### Work instructions:
Output every line exactly as written. Leave out pictures.

### Extracted material:
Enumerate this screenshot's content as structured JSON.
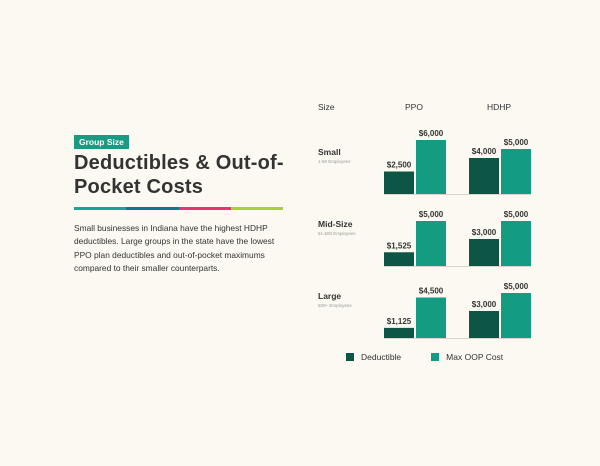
{
  "left": {
    "badge": "Group Size",
    "title": "Deductibles & Out-of-Pocket Costs",
    "description": "Small businesses in Indiana have the highest HDHP deductibles. Large groups in the state have the lowest PPO plan deductibles and out-of-pocket maximums compared to their smaller counterparts."
  },
  "colors": {
    "deductible": "#0d5645",
    "max_oop": "#149c82",
    "badge": "#1a9a82",
    "rule": [
      "#1ba48f",
      "#0f7590",
      "#e2356e",
      "#a8cf3c"
    ]
  },
  "legend": {
    "deductible": "Deductible",
    "max_oop": "Max OOP Cost"
  },
  "chart_data": {
    "type": "bar",
    "column_headers": [
      "Size",
      "PPO",
      "HDHP"
    ],
    "plans": [
      "PPO",
      "HDHP"
    ],
    "series_names": [
      "Deductible",
      "Max OOP Cost"
    ],
    "groups": [
      {
        "label": "Small",
        "sublabel": "1-50 Employees",
        "PPO": {
          "deductible": 2500,
          "max_oop": 6000,
          "labels": [
            "$2,500",
            "$6,000"
          ]
        },
        "HDHP": {
          "deductible": 4000,
          "max_oop": 5000,
          "labels": [
            "$4,000",
            "$5,000"
          ]
        }
      },
      {
        "label": "Mid-Size",
        "sublabel": "51-500 Employees",
        "PPO": {
          "deductible": 1525,
          "max_oop": 5000,
          "labels": [
            "$1,525",
            "$5,000"
          ]
        },
        "HDHP": {
          "deductible": 3000,
          "max_oop": 5000,
          "labels": [
            "$3,000",
            "$5,000"
          ]
        }
      },
      {
        "label": "Large",
        "sublabel": "500+ Employees",
        "PPO": {
          "deductible": 1125,
          "max_oop": 4500,
          "labels": [
            "$1,125",
            "$4,500"
          ]
        },
        "HDHP": {
          "deductible": 3000,
          "max_oop": 5000,
          "labels": [
            "$3,000",
            "$5,000"
          ]
        }
      }
    ],
    "ylim": [
      0,
      6000
    ]
  }
}
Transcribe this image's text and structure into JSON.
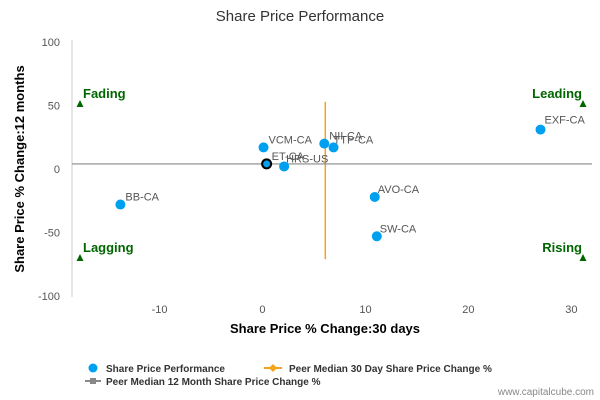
{
  "chart_data": {
    "type": "scatter",
    "title": "Share Price Performance",
    "xlabel": "Share Price % Change:30 days",
    "ylabel": "Share Price % Change:12 months",
    "xlim": [
      -18.5,
      32
    ],
    "ylim": [
      -100,
      100
    ],
    "x_ticks": [
      -10,
      0,
      10,
      20,
      30
    ],
    "y_ticks": [
      -100,
      -50,
      0,
      50,
      100
    ],
    "grid": false,
    "legend_position": "bottom-left",
    "series": [
      {
        "name": "Share Price Performance",
        "color": "#00a0f0",
        "points": [
          {
            "label": "EXF-CA",
            "x": 27.0,
            "y": 31
          },
          {
            "label": "NII-CA",
            "x": 6.0,
            "y": 20
          },
          {
            "label": "TTP-CA",
            "x": 6.9,
            "y": 17
          },
          {
            "label": "VCM-CA",
            "x": 0.1,
            "y": 17
          },
          {
            "label": "ET-CA",
            "x": 0.4,
            "y": 4
          },
          {
            "label": "HRS-US",
            "x": 2.1,
            "y": 2
          },
          {
            "label": "AVO-CA",
            "x": 10.9,
            "y": -22
          },
          {
            "label": "SW-CA",
            "x": 11.1,
            "y": -53
          },
          {
            "label": "BB-CA",
            "x": -13.8,
            "y": -28
          }
        ]
      }
    ],
    "subject": {
      "label": "ET-CA",
      "x": 0.4,
      "y": 4
    },
    "reference_lines": [
      {
        "name": "Peer Median 30 Day Share Price Change %",
        "orientation": "vertical",
        "value": 6.1,
        "range": [
          -71,
          53
        ],
        "color": "#f5a31a"
      },
      {
        "name": "Peer Median 12 Month Share Price Change %",
        "orientation": "horizontal",
        "value": 4,
        "range": [
          -18.5,
          32
        ],
        "color": "#888888"
      }
    ],
    "quadrants": [
      {
        "label": "Fading",
        "corner": "top-left"
      },
      {
        "label": "Leading",
        "corner": "top-right"
      },
      {
        "label": "Lagging",
        "corner": "bottom-left"
      },
      {
        "label": "Rising",
        "corner": "bottom-right"
      }
    ],
    "quadrant_color": "#006600"
  },
  "legend": {
    "items": [
      {
        "label": "Share Price Performance",
        "kind": "dot",
        "color": "#00a0f0"
      },
      {
        "label": "Peer Median 30 Day Share Price Change %",
        "kind": "line-diamond",
        "color": "#f5a31a"
      },
      {
        "label": "Peer Median 12 Month Share Price Change %",
        "kind": "line-square",
        "color": "#888888"
      }
    ]
  },
  "credit": "www.capitalcube.com"
}
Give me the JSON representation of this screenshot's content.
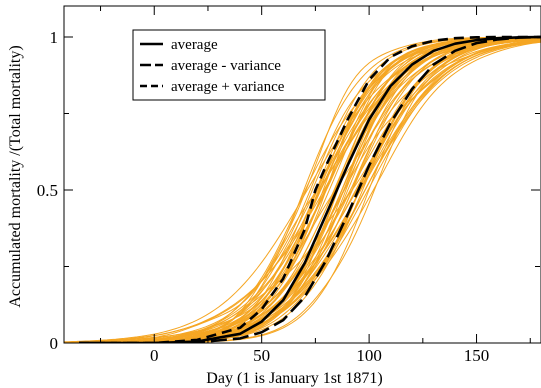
{
  "chart_data": {
    "type": "line",
    "title": "",
    "xlabel": "Day (1 is January 1st 1871)",
    "ylabel": "Accumulated mortality /(Total mortality)",
    "xlim": [
      -42,
      180
    ],
    "ylim": [
      0,
      1.0
    ],
    "x_ticks": [
      0,
      50,
      100,
      150
    ],
    "x_tick_labels": [
      "0",
      "50",
      "100",
      "150"
    ],
    "y_ticks": [
      0,
      0.5,
      1
    ],
    "y_tick_labels": [
      "0",
      "0.5",
      "1"
    ],
    "grid": false,
    "legend_position": "top-left",
    "ensemble": {
      "description_color": "#f5a623",
      "count": 60,
      "midpoint_range_days": [
        68,
        102
      ],
      "steepness_range_per_day": [
        0.045,
        0.075
      ]
    },
    "series": [
      {
        "name": "average",
        "style": "solid",
        "color": "#000000",
        "x": [
          -35,
          0,
          20,
          40,
          50,
          60,
          70,
          80,
          85,
          90,
          100,
          110,
          120,
          130,
          140,
          150,
          160,
          170,
          180
        ],
        "y": [
          0.0,
          0.0,
          0.005,
          0.03,
          0.07,
          0.14,
          0.26,
          0.42,
          0.5,
          0.58,
          0.73,
          0.84,
          0.91,
          0.955,
          0.978,
          0.99,
          0.996,
          0.999,
          1.0
        ]
      },
      {
        "name": "average - variance",
        "style": "long-dash",
        "color": "#000000",
        "x": [
          -35,
          0,
          20,
          40,
          50,
          60,
          70,
          80,
          90,
          95,
          100,
          110,
          120,
          130,
          140,
          150,
          160,
          170,
          180
        ],
        "y": [
          0.0,
          0.0,
          0.002,
          0.015,
          0.035,
          0.075,
          0.15,
          0.27,
          0.42,
          0.5,
          0.58,
          0.72,
          0.83,
          0.91,
          0.955,
          0.98,
          0.992,
          0.998,
          1.0
        ]
      },
      {
        "name": "average + variance",
        "style": "short-dash",
        "color": "#000000",
        "x": [
          -35,
          0,
          20,
          40,
          50,
          60,
          70,
          75,
          80,
          90,
          100,
          110,
          120,
          130,
          140,
          150,
          160,
          170,
          180
        ],
        "y": [
          0.0,
          0.0,
          0.01,
          0.05,
          0.11,
          0.21,
          0.37,
          0.5,
          0.58,
          0.73,
          0.86,
          0.935,
          0.97,
          0.988,
          0.996,
          0.999,
          1.0,
          1.0,
          1.0
        ]
      }
    ]
  }
}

### Exercise answer:
Enumerate this screenshot's content as structured JSON.
{
  "left": {
    "badge": "Group Size",
    "title": "Deductibles & Out-of-Pocket Costs",
    "description": "Small businesses in Indiana have the highest HDHP deductibles. Large groups in the state have the lowest PPO plan deductibles and out-of-pocket maximums compared to their smaller counterparts."
  },
  "colors": {
    "deductible": "#0d5645",
    "max_oop": "#149c82",
    "badge": "#1a9a82",
    "rule": [
      "#1ba48f",
      "#0f7590",
      "#e2356e",
      "#a8cf3c"
    ]
  },
  "legend": {
    "deductible": "Deductible",
    "max_oop": "Max OOP Cost"
  },
  "chart_data": {
    "type": "bar",
    "column_headers": [
      "Size",
      "PPO",
      "HDHP"
    ],
    "plans": [
      "PPO",
      "HDHP"
    ],
    "series_names": [
      "Deductible",
      "Max OOP Cost"
    ],
    "groups": [
      {
        "label": "Small",
        "sublabel": "1-50 Employees",
        "PPO": {
          "deductible": 2500,
          "max_oop": 6000,
          "labels": [
            "$2,500",
            "$6,000"
          ]
        },
        "HDHP": {
          "deductible": 4000,
          "max_oop": 5000,
          "labels": [
            "$4,000",
            "$5,000"
          ]
        }
      },
      {
        "label": "Mid-Size",
        "sublabel": "51-500 Employees",
        "PPO": {
          "deductible": 1525,
          "max_oop": 5000,
          "labels": [
            "$1,525",
            "$5,000"
          ]
        },
        "HDHP": {
          "deductible": 3000,
          "max_oop": 5000,
          "labels": [
            "$3,000",
            "$5,000"
          ]
        }
      },
      {
        "label": "Large",
        "sublabel": "500+ Employees",
        "PPO": {
          "deductible": 1125,
          "max_oop": 4500,
          "labels": [
            "$1,125",
            "$4,500"
          ]
        },
        "HDHP": {
          "deductible": 3000,
          "max_oop": 5000,
          "labels": [
            "$3,000",
            "$5,000"
          ]
        }
      }
    ],
    "ylim": [
      0,
      6000
    ]
  }
}
Transcribe this image's text and structure into JSON.
{
  "chart_data": {
    "type": "scatter",
    "title": "Share Price Performance",
    "xlabel": "Share Price % Change:30 days",
    "ylabel": "Share Price % Change:12 months",
    "xlim": [
      -18.5,
      32
    ],
    "ylim": [
      -100,
      100
    ],
    "x_ticks": [
      -10,
      0,
      10,
      20,
      30
    ],
    "y_ticks": [
      -100,
      -50,
      0,
      50,
      100
    ],
    "grid": false,
    "legend_position": "bottom-left",
    "series": [
      {
        "name": "Share Price Performance",
        "color": "#00a0f0",
        "points": [
          {
            "label": "EXF-CA",
            "x": 27.0,
            "y": 31
          },
          {
            "label": "NII-CA",
            "x": 6.0,
            "y": 20
          },
          {
            "label": "TTP-CA",
            "x": 6.9,
            "y": 17
          },
          {
            "label": "VCM-CA",
            "x": 0.1,
            "y": 17
          },
          {
            "label": "ET-CA",
            "x": 0.4,
            "y": 4
          },
          {
            "label": "HRS-US",
            "x": 2.1,
            "y": 2
          },
          {
            "label": "AVO-CA",
            "x": 10.9,
            "y": -22
          },
          {
            "label": "SW-CA",
            "x": 11.1,
            "y": -53
          },
          {
            "label": "BB-CA",
            "x": -13.8,
            "y": -28
          }
        ]
      }
    ],
    "subject": {
      "label": "ET-CA",
      "x": 0.4,
      "y": 4
    },
    "reference_lines": [
      {
        "name": "Peer Median 30 Day Share Price Change %",
        "orientation": "vertical",
        "value": 6.1,
        "range": [
          -71,
          53
        ],
        "color": "#f5a31a"
      },
      {
        "name": "Peer Median 12 Month Share Price Change %",
        "orientation": "horizontal",
        "value": 4,
        "range": [
          -18.5,
          32
        ],
        "color": "#888888"
      }
    ],
    "quadrants": [
      {
        "label": "Fading",
        "corner": "top-left"
      },
      {
        "label": "Leading",
        "corner": "top-right"
      },
      {
        "label": "Lagging",
        "corner": "bottom-left"
      },
      {
        "label": "Rising",
        "corner": "bottom-right"
      }
    ],
    "quadrant_color": "#006600"
  },
  "legend": {
    "items": [
      {
        "label": "Share Price Performance",
        "kind": "dot",
        "color": "#00a0f0"
      },
      {
        "label": "Peer Median 30 Day Share Price Change %",
        "kind": "line-diamond",
        "color": "#f5a31a"
      },
      {
        "label": "Peer Median 12 Month Share Price Change %",
        "kind": "line-square",
        "color": "#888888"
      }
    ]
  },
  "credit": "www.capitalcube.com"
}
Give me the JSON representation of this screenshot's content.
{
  "chart_data": {
    "type": "line",
    "title": "",
    "xlabel": "Day (1 is January 1st 1871)",
    "ylabel": "Accumulated mortality /(Total mortality)",
    "xlim": [
      -42,
      180
    ],
    "ylim": [
      0,
      1.0
    ],
    "x_ticks": [
      0,
      50,
      100,
      150
    ],
    "x_tick_labels": [
      "0",
      "50",
      "100",
      "150"
    ],
    "y_ticks": [
      0,
      0.5,
      1
    ],
    "y_tick_labels": [
      "0",
      "0.5",
      "1"
    ],
    "grid": false,
    "legend_position": "top-left",
    "ensemble": {
      "description_color": "#f5a623",
      "count": 60,
      "midpoint_range_days": [
        68,
        102
      ],
      "steepness_range_per_day": [
        0.045,
        0.075
      ]
    },
    "series": [
      {
        "name": "average",
        "style": "solid",
        "color": "#000000",
        "x": [
          -35,
          0,
          20,
          40,
          50,
          60,
          70,
          80,
          85,
          90,
          100,
          110,
          120,
          130,
          140,
          150,
          160,
          170,
          180
        ],
        "y": [
          0.0,
          0.0,
          0.005,
          0.03,
          0.07,
          0.14,
          0.26,
          0.42,
          0.5,
          0.58,
          0.73,
          0.84,
          0.91,
          0.955,
          0.978,
          0.99,
          0.996,
          0.999,
          1.0
        ]
      },
      {
        "name": "average - variance",
        "style": "long-dash",
        "color": "#000000",
        "x": [
          -35,
          0,
          20,
          40,
          50,
          60,
          70,
          80,
          90,
          95,
          100,
          110,
          120,
          130,
          140,
          150,
          160,
          170,
          180
        ],
        "y": [
          0.0,
          0.0,
          0.002,
          0.015,
          0.035,
          0.075,
          0.15,
          0.27,
          0.42,
          0.5,
          0.58,
          0.72,
          0.83,
          0.91,
          0.955,
          0.98,
          0.992,
          0.998,
          1.0
        ]
      },
      {
        "name": "average + variance",
        "style": "short-dash",
        "color": "#000000",
        "x": [
          -35,
          0,
          20,
          40,
          50,
          60,
          70,
          75,
          80,
          90,
          100,
          110,
          120,
          130,
          140,
          150,
          160,
          170,
          180
        ],
        "y": [
          0.0,
          0.0,
          0.01,
          0.05,
          0.11,
          0.21,
          0.37,
          0.5,
          0.58,
          0.73,
          0.86,
          0.935,
          0.97,
          0.988,
          0.996,
          0.999,
          1.0,
          1.0,
          1.0
        ]
      }
    ]
  }
}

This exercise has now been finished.